Short problem — Each entry below is to be printed verbatim.

── Information shown ──

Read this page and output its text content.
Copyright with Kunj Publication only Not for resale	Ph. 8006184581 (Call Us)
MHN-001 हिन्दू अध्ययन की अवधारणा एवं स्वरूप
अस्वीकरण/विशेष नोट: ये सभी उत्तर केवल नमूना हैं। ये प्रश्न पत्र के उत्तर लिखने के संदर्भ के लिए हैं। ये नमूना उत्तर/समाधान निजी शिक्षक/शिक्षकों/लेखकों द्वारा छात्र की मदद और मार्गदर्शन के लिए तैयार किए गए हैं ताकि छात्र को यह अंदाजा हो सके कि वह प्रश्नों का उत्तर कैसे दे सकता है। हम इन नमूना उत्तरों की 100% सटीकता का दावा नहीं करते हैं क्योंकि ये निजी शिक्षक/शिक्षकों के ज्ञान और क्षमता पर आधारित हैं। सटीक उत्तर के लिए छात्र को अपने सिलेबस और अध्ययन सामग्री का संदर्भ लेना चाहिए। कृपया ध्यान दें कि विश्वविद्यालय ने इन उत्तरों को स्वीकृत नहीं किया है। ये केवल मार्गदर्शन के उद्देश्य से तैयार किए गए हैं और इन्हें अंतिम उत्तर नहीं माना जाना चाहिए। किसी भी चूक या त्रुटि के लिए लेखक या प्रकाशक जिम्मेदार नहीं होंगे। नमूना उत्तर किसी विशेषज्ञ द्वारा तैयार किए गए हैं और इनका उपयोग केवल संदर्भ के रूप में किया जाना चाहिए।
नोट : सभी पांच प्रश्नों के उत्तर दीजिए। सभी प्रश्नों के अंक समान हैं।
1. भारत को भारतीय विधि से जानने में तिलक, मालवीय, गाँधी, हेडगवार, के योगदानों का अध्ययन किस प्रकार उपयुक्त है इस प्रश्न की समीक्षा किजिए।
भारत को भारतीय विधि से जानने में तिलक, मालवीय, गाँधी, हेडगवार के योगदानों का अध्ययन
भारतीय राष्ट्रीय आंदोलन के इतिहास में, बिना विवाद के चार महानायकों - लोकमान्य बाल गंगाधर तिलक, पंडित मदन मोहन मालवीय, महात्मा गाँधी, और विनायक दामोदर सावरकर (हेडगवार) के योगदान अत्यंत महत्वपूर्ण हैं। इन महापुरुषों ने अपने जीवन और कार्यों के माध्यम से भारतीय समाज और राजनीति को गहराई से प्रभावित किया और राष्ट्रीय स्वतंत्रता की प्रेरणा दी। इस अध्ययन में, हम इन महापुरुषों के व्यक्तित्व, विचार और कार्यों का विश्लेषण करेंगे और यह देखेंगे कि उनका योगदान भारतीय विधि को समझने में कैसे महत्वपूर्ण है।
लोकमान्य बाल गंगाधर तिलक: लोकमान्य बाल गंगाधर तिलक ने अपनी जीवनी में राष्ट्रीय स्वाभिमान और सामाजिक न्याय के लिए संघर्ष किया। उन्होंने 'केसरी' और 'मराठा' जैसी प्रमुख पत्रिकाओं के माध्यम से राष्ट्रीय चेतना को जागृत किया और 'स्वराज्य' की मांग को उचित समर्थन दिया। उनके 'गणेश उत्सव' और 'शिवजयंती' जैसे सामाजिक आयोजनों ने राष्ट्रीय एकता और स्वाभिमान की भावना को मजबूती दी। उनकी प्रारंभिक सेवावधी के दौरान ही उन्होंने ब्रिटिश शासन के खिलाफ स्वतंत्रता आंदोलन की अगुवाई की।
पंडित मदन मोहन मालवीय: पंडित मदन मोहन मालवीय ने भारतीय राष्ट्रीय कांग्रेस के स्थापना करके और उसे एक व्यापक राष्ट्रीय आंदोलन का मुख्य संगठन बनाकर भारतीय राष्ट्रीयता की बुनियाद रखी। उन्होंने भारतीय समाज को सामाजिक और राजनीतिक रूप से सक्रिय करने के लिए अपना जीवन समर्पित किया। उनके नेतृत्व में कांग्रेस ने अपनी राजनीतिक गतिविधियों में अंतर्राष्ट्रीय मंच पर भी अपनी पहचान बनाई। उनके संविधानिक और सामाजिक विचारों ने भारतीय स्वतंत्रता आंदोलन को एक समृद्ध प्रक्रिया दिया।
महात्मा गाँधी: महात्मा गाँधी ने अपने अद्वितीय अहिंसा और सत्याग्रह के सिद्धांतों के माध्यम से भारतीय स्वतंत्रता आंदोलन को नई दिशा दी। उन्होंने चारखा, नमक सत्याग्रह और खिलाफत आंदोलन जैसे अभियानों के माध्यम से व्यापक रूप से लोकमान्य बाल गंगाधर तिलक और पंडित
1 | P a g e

───

The result —
Read this page and output its text content.
Copyright with Kunj Publication only Not for resale	Ph. 8006184581 (Call Us)
MHN-001 हिन्दू अध्ययन की अवधारणा एवं स्वरूप
अस्वीकरण/विशेष नोट: ये सभी उत्तर केवल नमूना हैं। ये प्रश्न पत्र के उत्तर लिखने के संदर्भ के लिए हैं। ये नमूना उत्तर/समाधान निजी शिक्षक/शिक्षकों/लेखकों द्वारा छात्र की मदद और मार्गदर्शन के लिए तैयार किए गए हैं ताकि छात्र को यह अंदाजा हो सके कि वह प्रश्नों का उत्तर कैसे दे सकता है। हम इन नमूना उत्तरों की 100% सटीकता का दावा नहीं करते हैं क्योंकि ये निजी शिक्षक/शिक्षकों के ज्ञान और क्षमता पर आधारित हैं। सटीक उत्तर के लिए छात्र को अपने सिलेबस और अध्ययन सामग्री का संदर्भ लेना चाहिए। कृपया ध्यान दें कि विश्वविद्यालय ने इन उत्तरों को स्वीकृत नहीं किया है। ये केवल मार्गदर्शन के उद्देश्य से तैयार किए गए हैं और इन्हें अंतिम उत्तर नहीं माना जाना चाहिए। किसी भी चूक या त्रुटि के लिए लेखक या प्रकाशक जिम्मेदार नहीं होंगे। नमूना उत्तर किसी विशेषज्ञ द्वारा तैयार किए गए हैं और इनका उपयोग केवल संदर्भ के रूप में किया जाना चाहिए।
नोट : सभी पांच प्रश्नों के उत्तर दीजिए। सभी प्रश्नों के अंक समान हैं।
1. भारत को भारतीय विधि से जानने में तिलक, मालवीय, गाँधी, हेडगवार, के योगदानों का अध्ययन किस प्रकार उपयुक्त है इस प्रश्न की समीक्षा किजिए।
भारत को भारतीय विधि से जानने में तिलक, मालवीय, गाँधी, हेडगवार के योगदानों का अध्ययन
भारतीय राष्ट्रीय आंदोलन के इतिहास में, बिना विवाद के चार महानायकों - लोकमान्य बाल गंगाधर तिलक, पंडित मदन मोहन मालवीय, महात्मा गाँधी, और विनायक दामोदर सावरकर (हेडगवार) के योगदान अत्यंत महत्वपूर्ण हैं। इन महापुरुषों ने अपने जीवन और कार्यों के माध्यम से भारतीय समाज और राजनीति को गहराई से प्रभावित किया और राष्ट्रीय स्वतंत्रता की प्रेरणा दी। इस अध्ययन में, हम इन महापुरुषों के व्यक्तित्व, विचार और कार्यों का विश्लेषण करेंगे और यह देखेंगे कि उनका योगदान भारतीय विधि को समझने में कैसे महत्वपूर्ण है।
लोकमान्य बाल गंगाधर तिलक: लोकमान्य बाल गंगाधर तिलक ने अपनी जीवनी में राष्ट्रीय स्वाभिमान और सामाजिक न्याय के लिए संघर्ष किया। उन्होंने 'केसरी' और 'मराठा' जैसी प्रमुख पत्रिकाओं के माध्यम से राष्ट्रीय चेतना को जागृत किया और 'स्वराज्य' की मांग को उचित समर्थन दिया। उनके 'गणेश उत्सव' और 'शिवजयंती' जैसे सामाजिक आयोजनों ने राष्ट्रीय एकता और स्वाभिमान की भावना को मजबूती दी। उनकी प्रारंभिक सेवावधी के दौरान ही उन्होंने ब्रिटिश शासन के खिलाफ स्वतंत्रता आंदोलन की अगुवाई की।
पंडित मदन मोहन मालवीय: पंडित मदन मोहन मालवीय ने भारतीय राष्ट्रीय कांग्रेस के स्थापना करके और उसे एक व्यापक राष्ट्रीय आंदोलन का मुख्य संगठन बनाकर भारतीय राष्ट्रीयता की बुनियाद रखी। उन्होंने भारतीय समाज को सामाजिक और राजनीतिक रूप से सक्रिय करने के लिए अपना जीवन समर्पित किया। उनके नेतृत्व में कांग्रेस ने अपनी राजनीतिक गतिविधियों में अंतर्राष्ट्रीय मंच पर भी अपनी पहचान बनाई। उनके संविधानिक और सामाजिक विचारों ने भारतीय स्वतंत्रता आंदोलन को एक समृद्ध प्रक्रिया दिया।
महात्मा गाँधी: महात्मा गाँधी ने अपने अद्वितीय अहिंसा और सत्याग्रह के सिद्धांतों के माध्यम से भारतीय स्वतंत्रता आंदोलन को नई दिशा दी। उन्होंने चारखा, नमक सत्याग्रह और खिलाफत आंदोलन जैसे अभियानों के माध्यम से व्यापक रूप से लोकमान्य बाल गंगाधर तिलक और पंडित
1 | P a g e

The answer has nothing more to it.